Every entry that follows needs to be repeated exactly.

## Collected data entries

○ ○ ○ ○ ○

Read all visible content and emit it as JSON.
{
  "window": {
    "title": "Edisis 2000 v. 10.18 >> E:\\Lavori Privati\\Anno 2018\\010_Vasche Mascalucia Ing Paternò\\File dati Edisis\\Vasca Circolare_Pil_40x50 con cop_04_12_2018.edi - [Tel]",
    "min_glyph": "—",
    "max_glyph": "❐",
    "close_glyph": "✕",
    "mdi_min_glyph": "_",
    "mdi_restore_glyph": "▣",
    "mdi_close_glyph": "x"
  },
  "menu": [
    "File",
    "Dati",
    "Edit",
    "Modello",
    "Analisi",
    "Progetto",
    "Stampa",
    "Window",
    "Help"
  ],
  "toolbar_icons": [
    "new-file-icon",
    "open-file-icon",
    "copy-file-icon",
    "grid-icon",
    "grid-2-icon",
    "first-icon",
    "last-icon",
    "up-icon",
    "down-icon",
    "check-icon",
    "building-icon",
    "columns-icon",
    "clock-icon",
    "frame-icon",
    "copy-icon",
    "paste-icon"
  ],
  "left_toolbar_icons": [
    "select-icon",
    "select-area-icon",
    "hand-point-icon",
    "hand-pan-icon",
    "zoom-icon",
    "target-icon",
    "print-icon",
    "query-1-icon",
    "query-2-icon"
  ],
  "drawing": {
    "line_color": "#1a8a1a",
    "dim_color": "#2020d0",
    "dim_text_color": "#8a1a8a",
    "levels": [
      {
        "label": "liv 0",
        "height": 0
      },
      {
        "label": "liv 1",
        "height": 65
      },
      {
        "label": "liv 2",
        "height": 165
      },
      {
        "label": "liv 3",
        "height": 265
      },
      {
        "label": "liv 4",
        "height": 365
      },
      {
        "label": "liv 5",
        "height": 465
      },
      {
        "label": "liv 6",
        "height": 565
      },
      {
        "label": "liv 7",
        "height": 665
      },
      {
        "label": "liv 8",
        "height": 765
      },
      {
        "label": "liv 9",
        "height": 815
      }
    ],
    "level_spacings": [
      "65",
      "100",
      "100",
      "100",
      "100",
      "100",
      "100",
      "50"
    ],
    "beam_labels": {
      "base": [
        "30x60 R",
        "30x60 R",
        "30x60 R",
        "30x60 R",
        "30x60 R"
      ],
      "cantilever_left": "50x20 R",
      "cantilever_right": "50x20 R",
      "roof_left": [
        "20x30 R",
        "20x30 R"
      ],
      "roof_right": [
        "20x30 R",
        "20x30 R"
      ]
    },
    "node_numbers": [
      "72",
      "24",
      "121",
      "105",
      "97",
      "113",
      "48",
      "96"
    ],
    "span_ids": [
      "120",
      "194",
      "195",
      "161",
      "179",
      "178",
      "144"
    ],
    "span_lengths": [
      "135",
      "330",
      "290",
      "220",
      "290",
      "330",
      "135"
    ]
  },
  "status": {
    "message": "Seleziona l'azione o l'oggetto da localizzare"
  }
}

○ ○ ○ ○ ○

## The reply
Read all visible content and emit it as JSON.
{
  "window": {
    "title": "Edisis 2000 v. 10.18 >> E:\\Lavori Privati\\Anno 2018\\010_Vasche Mascalucia Ing Paternò\\File dati Edisis\\Vasca Circolare_Pil_40x50 con cop_04_12_2018.edi - [Tel]",
    "min_glyph": "—",
    "max_glyph": "❐",
    "close_glyph": "✕",
    "mdi_min_glyph": "_",
    "mdi_restore_glyph": "▣",
    "mdi_close_glyph": "x"
  },
  "menu": [
    "File",
    "Dati",
    "Edit",
    "Modello",
    "Analisi",
    "Progetto",
    "Stampa",
    "Window",
    "Help"
  ],
  "toolbar_icons": [
    "new-file-icon",
    "open-file-icon",
    "copy-file-icon",
    "grid-icon",
    "grid-2-icon",
    "first-icon",
    "last-icon",
    "up-icon",
    "down-icon",
    "check-icon",
    "building-icon",
    "columns-icon",
    "clock-icon",
    "frame-icon",
    "copy-icon",
    "paste-icon"
  ],
  "left_toolbar_icons": [
    "select-icon",
    "select-area-icon",
    "hand-point-icon",
    "hand-pan-icon",
    "zoom-icon",
    "target-icon",
    "print-icon",
    "query-1-icon",
    "query-2-icon"
  ],
  "drawing": {
    "line_color": "#1a8a1a",
    "dim_color": "#2020d0",
    "dim_text_color": "#8a1a8a",
    "levels": [
      {
        "label": "liv 0",
        "height": 0
      },
      {
        "label": "liv 1",
        "height": 65
      },
      {
        "label": "liv 2",
        "height": 165
      },
      {
        "label": "liv 3",
        "height": 265
      },
      {
        "label": "liv 4",
        "height": 365
      },
      {
        "label": "liv 5",
        "height": 465
      },
      {
        "label": "liv 6",
        "height": 565
      },
      {
        "label": "liv 7",
        "height": 665
      },
      {
        "label": "liv 8",
        "height": 765
      },
      {
        "label": "liv 9",
        "height": 815
      }
    ],
    "level_spacings": [
      "65",
      "100",
      "100",
      "100",
      "100",
      "100",
      "100",
      "50"
    ],
    "beam_labels": {
      "base": [
        "30x60 R",
        "30x60 R",
        "30x60 R",
        "30x60 R",
        "30x60 R"
      ],
      "cantilever_left": "50x20 R",
      "cantilever_right": "50x20 R",
      "roof_left": [
        "20x30 R",
        "20x30 R"
      ],
      "roof_right": [
        "20x30 R",
        "20x30 R"
      ]
    },
    "node_numbers": [
      "72",
      "24",
      "121",
      "105",
      "97",
      "113",
      "48",
      "96"
    ],
    "span_ids": [
      "120",
      "194",
      "195",
      "161",
      "179",
      "178",
      "144"
    ],
    "span_lengths": [
      "135",
      "330",
      "290",
      "220",
      "290",
      "330",
      "135"
    ]
  },
  "status": {
    "message": "Seleziona l'azione o l'oggetto da localizzare"
  }
}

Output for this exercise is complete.